Task brief.
Your task is to output the entries below word for word.

· · ·

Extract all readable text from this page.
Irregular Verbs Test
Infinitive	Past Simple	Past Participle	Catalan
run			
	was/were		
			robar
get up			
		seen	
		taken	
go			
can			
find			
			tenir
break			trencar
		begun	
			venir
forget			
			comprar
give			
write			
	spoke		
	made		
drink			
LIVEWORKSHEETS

· · ·

Solution to this problem.
Extract all readable text from this page.
Irregular Verbs Test
Infinitive	Past Simple	Past Participle	Catalan
run			
	was/were		
			robar
get up			
		seen	
		taken	
go			
can			
find			
			tenir
break			trencar
		begun	
			venir
forget			
			comprar
give			
write			
	spoke		
	made		
drink			
LIVEWORKSHEETS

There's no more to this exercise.